> **Stated exercise**:
Report how many lines in the listing below include the word "Center". Write nothing besides the number.

> **Input rows**:

>>>

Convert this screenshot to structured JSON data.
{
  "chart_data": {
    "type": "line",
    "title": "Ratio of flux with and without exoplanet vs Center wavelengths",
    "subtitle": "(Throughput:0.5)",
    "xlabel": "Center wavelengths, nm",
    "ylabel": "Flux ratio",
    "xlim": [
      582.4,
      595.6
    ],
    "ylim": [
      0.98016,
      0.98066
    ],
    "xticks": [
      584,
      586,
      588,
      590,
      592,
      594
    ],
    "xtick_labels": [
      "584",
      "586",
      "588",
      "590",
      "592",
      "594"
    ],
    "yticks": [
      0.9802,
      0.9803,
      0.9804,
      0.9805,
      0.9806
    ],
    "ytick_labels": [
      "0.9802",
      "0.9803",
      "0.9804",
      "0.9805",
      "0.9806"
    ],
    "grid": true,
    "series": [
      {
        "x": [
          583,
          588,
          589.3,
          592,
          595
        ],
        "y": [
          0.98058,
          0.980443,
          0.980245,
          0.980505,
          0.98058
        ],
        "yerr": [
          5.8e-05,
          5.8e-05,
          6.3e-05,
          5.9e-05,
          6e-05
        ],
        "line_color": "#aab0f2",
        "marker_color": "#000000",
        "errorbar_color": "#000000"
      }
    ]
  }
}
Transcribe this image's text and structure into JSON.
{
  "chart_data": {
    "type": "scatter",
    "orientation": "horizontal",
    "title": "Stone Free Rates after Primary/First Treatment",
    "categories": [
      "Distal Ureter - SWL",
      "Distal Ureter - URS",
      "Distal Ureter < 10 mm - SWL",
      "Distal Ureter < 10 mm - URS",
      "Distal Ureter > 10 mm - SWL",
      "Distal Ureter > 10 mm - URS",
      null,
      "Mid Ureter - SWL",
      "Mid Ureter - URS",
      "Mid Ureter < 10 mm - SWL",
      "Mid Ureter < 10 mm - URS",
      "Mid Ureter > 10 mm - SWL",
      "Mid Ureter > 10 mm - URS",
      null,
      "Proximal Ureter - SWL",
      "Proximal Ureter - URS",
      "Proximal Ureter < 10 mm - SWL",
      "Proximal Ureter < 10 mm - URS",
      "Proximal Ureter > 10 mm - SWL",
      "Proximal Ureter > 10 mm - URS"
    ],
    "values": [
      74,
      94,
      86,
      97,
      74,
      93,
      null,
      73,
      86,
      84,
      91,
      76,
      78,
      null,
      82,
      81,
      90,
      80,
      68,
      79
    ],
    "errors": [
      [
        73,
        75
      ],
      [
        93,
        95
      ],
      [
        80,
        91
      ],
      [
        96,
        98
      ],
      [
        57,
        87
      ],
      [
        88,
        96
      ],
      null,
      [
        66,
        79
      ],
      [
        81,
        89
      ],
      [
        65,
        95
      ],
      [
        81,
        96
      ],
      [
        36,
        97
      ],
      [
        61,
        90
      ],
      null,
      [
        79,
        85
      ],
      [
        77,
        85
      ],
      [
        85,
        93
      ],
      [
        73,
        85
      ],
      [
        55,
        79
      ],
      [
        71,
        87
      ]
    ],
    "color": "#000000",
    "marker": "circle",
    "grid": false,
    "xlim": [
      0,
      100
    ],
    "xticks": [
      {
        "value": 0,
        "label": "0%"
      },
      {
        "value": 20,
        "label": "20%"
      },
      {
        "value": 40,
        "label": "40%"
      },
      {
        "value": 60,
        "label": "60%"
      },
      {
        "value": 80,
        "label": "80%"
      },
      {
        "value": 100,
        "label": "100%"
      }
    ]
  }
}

<<<

> **The response**:
2